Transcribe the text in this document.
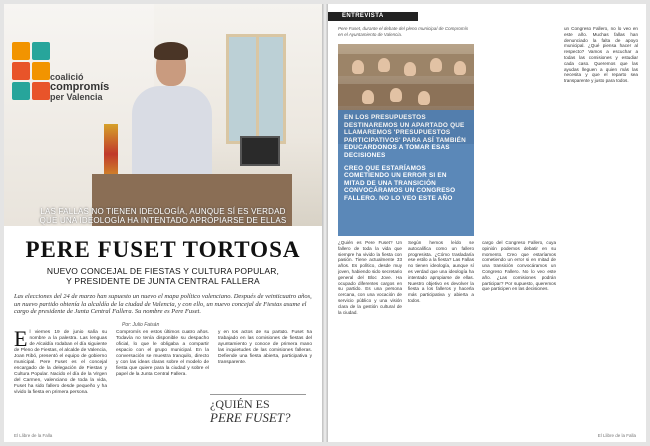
coalició
compromís
per Valencia
LAS FALLAS NO TIENEN IDEOLOGÍA, AUNQUE SÍ ES VERDAD
QUE UNA IDEOLOGÍA HA INTENTADO APROPIARSE DE ELLAS
PERE FUSET TORTOSA
NUEVO CONCEJAL DE FIESTAS Y CULTURA POPULAR,
Y PRESIDENTE DE JUNTA CENTRAL FALLERA
Las elecciones del 24 de marzo han supuesto un nuevo el mapa político valenciano. Después de veinticuatro años, un nuevo partido obtenía la alcaldía de la ciudad de Valencia, y con ello, un nuevo concejal de Fiestas asume el cargo de presidente de Junta Central Fallera. Su nombre es Pere Fuset.
Por: Julio Faisán
El viernes 19 de junio salía su nombre a la palestra. Las lenguas de Alcaldía rodaban el día siguiente de Pleno de Fiestas, el alcalde de Valencia, Joan Ribó, presentó el equipo de gobierno municipal. Pere Fuset es el concejal encargado de la delegación de Fiestas y Cultura Popular. Nacido el día de la Virgen del Carmen, valenciano de toda la vida, Fuset ha sido fallero desde pequeño y ha vivido la fiesta en primera persona.
Compromís en estos últimos cuatro años. Todavía no tenía disponible su despacho oficial, lo que le obligaba a compartir espacio con el grupo municipal. En la conversación se muestra tranquilo, directo y con las ideas claras sobre el modelo de fiesta que quiere para la ciudad y sobre el papel de la Junta Central Fallera.
y en los actos de su partido. Fuset ha trabajado en las comisiones de fiestas del ayuntamiento y conoce de primera mano las inquietudes de las comisiones falleras. Defiende una fiesta abierta, participativa y transparente.
¿QUIÉN ES
PERE FUSET?
El Llibre de la Falla
ENTREVISTA
Pere Fuset, durante el debate del pleno municipal de Compromís en el Ayuntamiento de Valencia.
EN LOS PRESUPUESTOS DESTINAREMOS UN APARTADO QUE LLAMAREMOS 'PRESUPUESTOS PARTICIPATIVOS' PARA ASÍ TAMBIÉN EDUCARDONOS A TOMAR ESAS DECISIONES
CREO QUE ESTARÍAMOS COMETIENDO UN ERROR SI EN MITAD DE UNA TRANSICIÓN CONVOCÁRAMOS UN CONGRESO FALLERO. NO LO VEO ESTE AÑO
¿Quién es Pere Fuset? Un fallero de toda la vida que siempre ha vivido la fiesta con pasión. Tiene actualmente 33 años. Es político, desde muy joven, habiendo sido secretario general del Bloc Jove. Ha ocupado diferentes cargos en su partido. Es una persona cercana, con una vocación de servicio público y una visión clara de la gestión cultural de la ciudad.
Según hemos leído se autocalifica como un fallero progresista. ¿Cómo trasladaría ese estilo a la fiesta? Las Fallas no tienen ideología, aunque sí es verdad que una ideología ha intentado apropiarse de ellas. Nuestro objetivo es devolver la fiesta a los falleros y hacerla más participativa y abierta a todos.
cargo del Congreso Fallero, cuya opinión podemos debatir en su momento. Creo que estaríamos cometiendo un error si en mitad de una transición convocáramos un Congreso Fallero. No lo veo este año. ¿Las comisiones podrán participar? Por supuesto, queremos que participen en las decisiones.
un Congreso Fallero, no lo veo en este año. Muchas fallas han denunciado la falta de apoyo municipal. ¿Qué piensa hacer al respecto? Vamos a escuchar a todas las comisiones y estudiar cada caso. Queremos que las ayudas lleguen a quien más las necesita y que el reparto sea transparente y justo para todos.
El Llibre de la Falla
┄┄┄┄┄┄
Request: Pull out the lines above in which the word "nombre" appears.

Exercise output:
Las elecciones del 24 de marzo han supuesto un nuevo el mapa político valenciano. Después de veinticuatro años, un nuevo partido obtenía la alcaldía de la ciudad de Valencia, y con ello, un nuevo concejal de Fiestas asume el cargo de presidente de Junta Central Fallera. Su nombre es Pere Fuset.
El viernes 19 de junio salía su nombre a la palestra. Las lenguas de Alcaldía rodaban el día siguiente de Pleno de Fiestas, el alcalde de Valencia, Joan Ribó, presentó el equipo de gobierno municipal. Pere Fuset es el concejal encargado de la delegación de Fiestas y Cultura Popular. Nacido el día de la Virgen del Carmen, valenciano de toda la vida, Fuset ha sido fallero desde pequeño y ha vivido la fiesta en primera persona.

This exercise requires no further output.